▸ **TASK STATEMENT**
Copy each line exactly. Leave nothing out.

##########

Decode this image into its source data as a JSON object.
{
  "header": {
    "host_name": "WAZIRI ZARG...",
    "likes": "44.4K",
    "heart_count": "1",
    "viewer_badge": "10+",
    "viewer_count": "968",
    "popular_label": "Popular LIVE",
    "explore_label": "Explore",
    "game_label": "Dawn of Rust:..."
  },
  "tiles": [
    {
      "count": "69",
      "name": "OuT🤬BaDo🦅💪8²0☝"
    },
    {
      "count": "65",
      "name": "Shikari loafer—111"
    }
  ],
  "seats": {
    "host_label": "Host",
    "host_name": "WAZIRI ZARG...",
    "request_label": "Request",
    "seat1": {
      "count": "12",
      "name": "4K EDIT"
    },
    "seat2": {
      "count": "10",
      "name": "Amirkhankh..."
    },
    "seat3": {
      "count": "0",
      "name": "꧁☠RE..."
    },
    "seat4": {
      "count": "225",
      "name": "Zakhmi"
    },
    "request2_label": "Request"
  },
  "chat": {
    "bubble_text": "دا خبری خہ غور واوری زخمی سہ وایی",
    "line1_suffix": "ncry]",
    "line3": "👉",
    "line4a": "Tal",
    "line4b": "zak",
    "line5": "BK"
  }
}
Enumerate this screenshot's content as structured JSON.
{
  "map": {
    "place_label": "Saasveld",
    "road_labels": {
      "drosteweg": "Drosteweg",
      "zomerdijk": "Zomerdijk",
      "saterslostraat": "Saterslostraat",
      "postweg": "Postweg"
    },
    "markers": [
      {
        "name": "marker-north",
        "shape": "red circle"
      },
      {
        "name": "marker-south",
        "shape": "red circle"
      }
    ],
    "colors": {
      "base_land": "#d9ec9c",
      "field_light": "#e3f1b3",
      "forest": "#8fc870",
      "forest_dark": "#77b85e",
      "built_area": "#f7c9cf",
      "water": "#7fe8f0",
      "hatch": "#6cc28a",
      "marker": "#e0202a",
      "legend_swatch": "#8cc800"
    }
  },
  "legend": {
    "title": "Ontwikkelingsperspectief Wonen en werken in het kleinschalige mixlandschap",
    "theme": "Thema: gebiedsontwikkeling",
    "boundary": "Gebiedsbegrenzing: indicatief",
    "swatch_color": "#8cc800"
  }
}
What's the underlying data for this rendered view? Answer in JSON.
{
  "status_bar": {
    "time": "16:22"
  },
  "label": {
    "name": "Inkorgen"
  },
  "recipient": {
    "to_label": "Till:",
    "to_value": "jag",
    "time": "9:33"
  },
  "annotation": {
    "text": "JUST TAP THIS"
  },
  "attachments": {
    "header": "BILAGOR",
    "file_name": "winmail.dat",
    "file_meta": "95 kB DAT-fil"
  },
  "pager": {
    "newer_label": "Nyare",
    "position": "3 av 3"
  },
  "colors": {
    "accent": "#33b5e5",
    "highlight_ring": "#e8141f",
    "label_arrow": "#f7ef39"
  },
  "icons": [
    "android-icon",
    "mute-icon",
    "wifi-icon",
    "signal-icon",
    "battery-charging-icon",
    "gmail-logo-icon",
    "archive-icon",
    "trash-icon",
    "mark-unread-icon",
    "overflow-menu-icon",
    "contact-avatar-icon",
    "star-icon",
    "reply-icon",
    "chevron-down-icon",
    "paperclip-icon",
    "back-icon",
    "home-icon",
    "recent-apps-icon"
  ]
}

##########

▸ **SOLUTION TO THE PROBLEM**
Decode this image into its source data as a JSON object.
{
  "header": {
    "host_name": "WAZIRI ZARG...",
    "likes": "44.4K",
    "heart_count": "1",
    "viewer_badge": "10+",
    "viewer_count": "968",
    "popular_label": "Popular LIVE",
    "explore_label": "Explore",
    "game_label": "Dawn of Rust:..."
  },
  "tiles": [
    {
      "count": "69",
      "name": "OuT🤬BaDo🦅💪8²0☝"
    },
    {
      "count": "65",
      "name": "Shikari loafer—111"
    }
  ],
  "seats": {
    "host_label": "Host",
    "host_name": "WAZIRI ZARG...",
    "request_label": "Request",
    "seat1": {
      "count": "12",
      "name": "4K EDIT"
    },
    "seat2": {
      "count": "10",
      "name": "Amirkhankh..."
    },
    "seat3": {
      "count": "0",
      "name": "꧁☠RE..."
    },
    "seat4": {
      "count": "225",
      "name": "Zakhmi"
    },
    "request2_label": "Request"
  },
  "chat": {
    "bubble_text": "دا خبری خہ غور واوری زخمی سہ وایی",
    "line1_suffix": "ncry]",
    "line3": "👉",
    "line4a": "Tal",
    "line4b": "zak",
    "line5": "BK"
  }
}
Enumerate this screenshot's content as structured JSON.
{
  "map": {
    "place_label": "Saasveld",
    "road_labels": {
      "drosteweg": "Drosteweg",
      "zomerdijk": "Zomerdijk",
      "saterslostraat": "Saterslostraat",
      "postweg": "Postweg"
    },
    "markers": [
      {
        "name": "marker-north",
        "shape": "red circle"
      },
      {
        "name": "marker-south",
        "shape": "red circle"
      }
    ],
    "colors": {
      "base_land": "#d9ec9c",
      "field_light": "#e3f1b3",
      "forest": "#8fc870",
      "forest_dark": "#77b85e",
      "built_area": "#f7c9cf",
      "water": "#7fe8f0",
      "hatch": "#6cc28a",
      "marker": "#e0202a",
      "legend_swatch": "#8cc800"
    }
  },
  "legend": {
    "title": "Ontwikkelingsperspectief Wonen en werken in het kleinschalige mixlandschap",
    "theme": "Thema: gebiedsontwikkeling",
    "boundary": "Gebiedsbegrenzing: indicatief",
    "swatch_color": "#8cc800"
  }
}
What's the underlying data for this rendered view? Answer in JSON.
{
  "status_bar": {
    "time": "16:22"
  },
  "label": {
    "name": "Inkorgen"
  },
  "recipient": {
    "to_label": "Till:",
    "to_value": "jag",
    "time": "9:33"
  },
  "annotation": {
    "text": "JUST TAP THIS"
  },
  "attachments": {
    "header": "BILAGOR",
    "file_name": "winmail.dat",
    "file_meta": "95 kB DAT-fil"
  },
  "pager": {
    "newer_label": "Nyare",
    "position": "3 av 3"
  },
  "colors": {
    "accent": "#33b5e5",
    "highlight_ring": "#e8141f",
    "label_arrow": "#f7ef39"
  },
  "icons": [
    "android-icon",
    "mute-icon",
    "wifi-icon",
    "signal-icon",
    "battery-charging-icon",
    "gmail-logo-icon",
    "archive-icon",
    "trash-icon",
    "mark-unread-icon",
    "overflow-menu-icon",
    "contact-avatar-icon",
    "star-icon",
    "reply-icon",
    "chevron-down-icon",
    "paperclip-icon",
    "back-icon",
    "home-icon",
    "recent-apps-icon"
  ]
}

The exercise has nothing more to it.